= Problem description =
Repeat each record below exactly as given.

= Exercise materials =
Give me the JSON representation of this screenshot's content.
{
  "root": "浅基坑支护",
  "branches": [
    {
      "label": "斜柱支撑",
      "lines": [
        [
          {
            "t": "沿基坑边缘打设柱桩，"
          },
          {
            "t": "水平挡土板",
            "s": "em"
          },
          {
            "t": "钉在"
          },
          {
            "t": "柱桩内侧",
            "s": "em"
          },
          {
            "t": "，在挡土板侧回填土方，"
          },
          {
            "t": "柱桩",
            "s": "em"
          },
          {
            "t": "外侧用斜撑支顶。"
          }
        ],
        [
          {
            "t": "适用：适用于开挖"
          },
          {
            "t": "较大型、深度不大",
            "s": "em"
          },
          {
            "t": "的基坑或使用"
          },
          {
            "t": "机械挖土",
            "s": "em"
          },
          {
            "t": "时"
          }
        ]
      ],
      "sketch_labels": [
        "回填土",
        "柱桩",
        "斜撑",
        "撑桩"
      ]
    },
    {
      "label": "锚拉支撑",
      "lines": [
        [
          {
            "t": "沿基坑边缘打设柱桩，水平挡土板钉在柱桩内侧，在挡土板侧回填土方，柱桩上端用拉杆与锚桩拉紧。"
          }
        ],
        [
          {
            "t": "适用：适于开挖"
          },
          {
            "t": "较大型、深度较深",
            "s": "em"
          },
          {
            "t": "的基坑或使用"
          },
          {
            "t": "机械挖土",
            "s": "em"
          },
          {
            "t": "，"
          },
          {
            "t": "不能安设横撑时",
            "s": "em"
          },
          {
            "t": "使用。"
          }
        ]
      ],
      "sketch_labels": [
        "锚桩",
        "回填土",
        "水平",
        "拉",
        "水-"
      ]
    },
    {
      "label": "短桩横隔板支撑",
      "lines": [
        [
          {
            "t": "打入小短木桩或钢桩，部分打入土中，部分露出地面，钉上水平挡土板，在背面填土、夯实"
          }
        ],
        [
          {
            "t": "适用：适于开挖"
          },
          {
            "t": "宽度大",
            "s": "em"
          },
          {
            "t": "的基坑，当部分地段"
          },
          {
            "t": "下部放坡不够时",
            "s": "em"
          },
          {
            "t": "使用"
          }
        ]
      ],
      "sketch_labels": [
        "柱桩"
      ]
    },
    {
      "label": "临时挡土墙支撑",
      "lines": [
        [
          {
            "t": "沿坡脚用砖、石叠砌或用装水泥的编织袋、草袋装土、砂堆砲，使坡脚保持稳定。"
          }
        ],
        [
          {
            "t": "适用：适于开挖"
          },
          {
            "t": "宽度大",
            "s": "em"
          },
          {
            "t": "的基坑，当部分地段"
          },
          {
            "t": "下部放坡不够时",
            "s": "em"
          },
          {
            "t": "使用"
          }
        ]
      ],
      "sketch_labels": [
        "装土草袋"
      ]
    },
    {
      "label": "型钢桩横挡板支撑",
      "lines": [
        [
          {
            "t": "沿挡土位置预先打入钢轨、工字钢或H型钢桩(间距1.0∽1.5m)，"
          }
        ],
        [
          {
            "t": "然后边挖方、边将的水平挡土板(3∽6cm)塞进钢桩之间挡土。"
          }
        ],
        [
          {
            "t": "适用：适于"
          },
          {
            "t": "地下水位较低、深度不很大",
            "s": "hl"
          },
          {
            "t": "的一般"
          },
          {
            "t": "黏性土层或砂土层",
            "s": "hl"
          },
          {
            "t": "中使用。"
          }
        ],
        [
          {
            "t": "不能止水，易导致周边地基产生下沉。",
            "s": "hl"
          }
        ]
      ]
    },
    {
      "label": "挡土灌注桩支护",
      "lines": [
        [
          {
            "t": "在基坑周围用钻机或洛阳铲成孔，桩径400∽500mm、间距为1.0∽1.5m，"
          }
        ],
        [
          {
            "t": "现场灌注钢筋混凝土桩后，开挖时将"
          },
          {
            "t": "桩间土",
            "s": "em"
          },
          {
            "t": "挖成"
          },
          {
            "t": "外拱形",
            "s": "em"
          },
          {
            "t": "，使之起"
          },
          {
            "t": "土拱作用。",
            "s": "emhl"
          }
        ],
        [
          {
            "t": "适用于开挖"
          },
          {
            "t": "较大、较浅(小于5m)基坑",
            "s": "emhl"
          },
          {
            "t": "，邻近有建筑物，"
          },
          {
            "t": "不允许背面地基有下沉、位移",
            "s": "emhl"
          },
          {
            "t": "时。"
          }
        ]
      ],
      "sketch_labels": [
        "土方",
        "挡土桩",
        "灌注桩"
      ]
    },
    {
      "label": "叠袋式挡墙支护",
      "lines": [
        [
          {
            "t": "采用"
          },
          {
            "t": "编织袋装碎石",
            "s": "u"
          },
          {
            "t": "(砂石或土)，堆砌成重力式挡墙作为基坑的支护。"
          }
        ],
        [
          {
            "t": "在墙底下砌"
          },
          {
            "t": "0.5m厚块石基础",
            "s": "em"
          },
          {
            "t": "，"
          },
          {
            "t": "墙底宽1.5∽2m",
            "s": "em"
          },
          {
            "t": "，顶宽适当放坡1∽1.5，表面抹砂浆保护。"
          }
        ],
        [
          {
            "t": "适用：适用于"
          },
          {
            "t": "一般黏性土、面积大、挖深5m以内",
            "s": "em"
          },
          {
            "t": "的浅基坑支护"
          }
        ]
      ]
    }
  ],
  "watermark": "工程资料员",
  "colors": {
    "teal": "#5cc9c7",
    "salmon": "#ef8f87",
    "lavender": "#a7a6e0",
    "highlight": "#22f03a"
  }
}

= Reply =
Give me the JSON representation of this screenshot's content.
{
  "root": "浅基坑支护",
  "branches": [
    {
      "label": "斜柱支撑",
      "lines": [
        [
          {
            "t": "沿基坑边缘打设柱桩，"
          },
          {
            "t": "水平挡土板",
            "s": "em"
          },
          {
            "t": "钉在"
          },
          {
            "t": "柱桩内侧",
            "s": "em"
          },
          {
            "t": "，在挡土板侧回填土方，"
          },
          {
            "t": "柱桩",
            "s": "em"
          },
          {
            "t": "外侧用斜撑支顶。"
          }
        ],
        [
          {
            "t": "适用：适用于开挖"
          },
          {
            "t": "较大型、深度不大",
            "s": "em"
          },
          {
            "t": "的基坑或使用"
          },
          {
            "t": "机械挖土",
            "s": "em"
          },
          {
            "t": "时"
          }
        ]
      ],
      "sketch_labels": [
        "回填土",
        "柱桩",
        "斜撑",
        "撑桩"
      ]
    },
    {
      "label": "锚拉支撑",
      "lines": [
        [
          {
            "t": "沿基坑边缘打设柱桩，水平挡土板钉在柱桩内侧，在挡土板侧回填土方，柱桩上端用拉杆与锚桩拉紧。"
          }
        ],
        [
          {
            "t": "适用：适于开挖"
          },
          {
            "t": "较大型、深度较深",
            "s": "em"
          },
          {
            "t": "的基坑或使用"
          },
          {
            "t": "机械挖土",
            "s": "em"
          },
          {
            "t": "，"
          },
          {
            "t": "不能安设横撑时",
            "s": "em"
          },
          {
            "t": "使用。"
          }
        ]
      ],
      "sketch_labels": [
        "锚桩",
        "回填土",
        "水平",
        "拉",
        "水-"
      ]
    },
    {
      "label": "短桩横隔板支撑",
      "lines": [
        [
          {
            "t": "打入小短木桩或钢桩，部分打入土中，部分露出地面，钉上水平挡土板，在背面填土、夯实"
          }
        ],
        [
          {
            "t": "适用：适于开挖"
          },
          {
            "t": "宽度大",
            "s": "em"
          },
          {
            "t": "的基坑，当部分地段"
          },
          {
            "t": "下部放坡不够时",
            "s": "em"
          },
          {
            "t": "使用"
          }
        ]
      ],
      "sketch_labels": [
        "柱桩"
      ]
    },
    {
      "label": "临时挡土墙支撑",
      "lines": [
        [
          {
            "t": "沿坡脚用砖、石叠砌或用装水泥的编织袋、草袋装土、砂堆砲，使坡脚保持稳定。"
          }
        ],
        [
          {
            "t": "适用：适于开挖"
          },
          {
            "t": "宽度大",
            "s": "em"
          },
          {
            "t": "的基坑，当部分地段"
          },
          {
            "t": "下部放坡不够时",
            "s": "em"
          },
          {
            "t": "使用"
          }
        ]
      ],
      "sketch_labels": [
        "装土草袋"
      ]
    },
    {
      "label": "型钢桩横挡板支撑",
      "lines": [
        [
          {
            "t": "沿挡土位置预先打入钢轨、工字钢或H型钢桩(间距1.0∽1.5m)，"
          }
        ],
        [
          {
            "t": "然后边挖方、边将的水平挡土板(3∽6cm)塞进钢桩之间挡土。"
          }
        ],
        [
          {
            "t": "适用：适于"
          },
          {
            "t": "地下水位较低、深度不很大",
            "s": "hl"
          },
          {
            "t": "的一般"
          },
          {
            "t": "黏性土层或砂土层",
            "s": "hl"
          },
          {
            "t": "中使用。"
          }
        ],
        [
          {
            "t": "不能止水，易导致周边地基产生下沉。",
            "s": "hl"
          }
        ]
      ]
    },
    {
      "label": "挡土灌注桩支护",
      "lines": [
        [
          {
            "t": "在基坑周围用钻机或洛阳铲成孔，桩径400∽500mm、间距为1.0∽1.5m，"
          }
        ],
        [
          {
            "t": "现场灌注钢筋混凝土桩后，开挖时将"
          },
          {
            "t": "桩间土",
            "s": "em"
          },
          {
            "t": "挖成"
          },
          {
            "t": "外拱形",
            "s": "em"
          },
          {
            "t": "，使之起"
          },
          {
            "t": "土拱作用。",
            "s": "emhl"
          }
        ],
        [
          {
            "t": "适用于开挖"
          },
          {
            "t": "较大、较浅(小于5m)基坑",
            "s": "emhl"
          },
          {
            "t": "，邻近有建筑物，"
          },
          {
            "t": "不允许背面地基有下沉、位移",
            "s": "emhl"
          },
          {
            "t": "时。"
          }
        ]
      ],
      "sketch_labels": [
        "土方",
        "挡土桩",
        "灌注桩"
      ]
    },
    {
      "label": "叠袋式挡墙支护",
      "lines": [
        [
          {
            "t": "采用"
          },
          {
            "t": "编织袋装碎石",
            "s": "u"
          },
          {
            "t": "(砂石或土)，堆砌成重力式挡墙作为基坑的支护。"
          }
        ],
        [
          {
            "t": "在墙底下砌"
          },
          {
            "t": "0.5m厚块石基础",
            "s": "em"
          },
          {
            "t": "，"
          },
          {
            "t": "墙底宽1.5∽2m",
            "s": "em"
          },
          {
            "t": "，顶宽适当放坡1∽1.5，表面抹砂浆保护。"
          }
        ],
        [
          {
            "t": "适用：适用于"
          },
          {
            "t": "一般黏性土、面积大、挖深5m以内",
            "s": "em"
          },
          {
            "t": "的浅基坑支护"
          }
        ]
      ]
    }
  ],
  "watermark": "工程资料员",
  "colors": {
    "teal": "#5cc9c7",
    "salmon": "#ef8f87",
    "lavender": "#a7a6e0",
    "highlight": "#22f03a"
  }
}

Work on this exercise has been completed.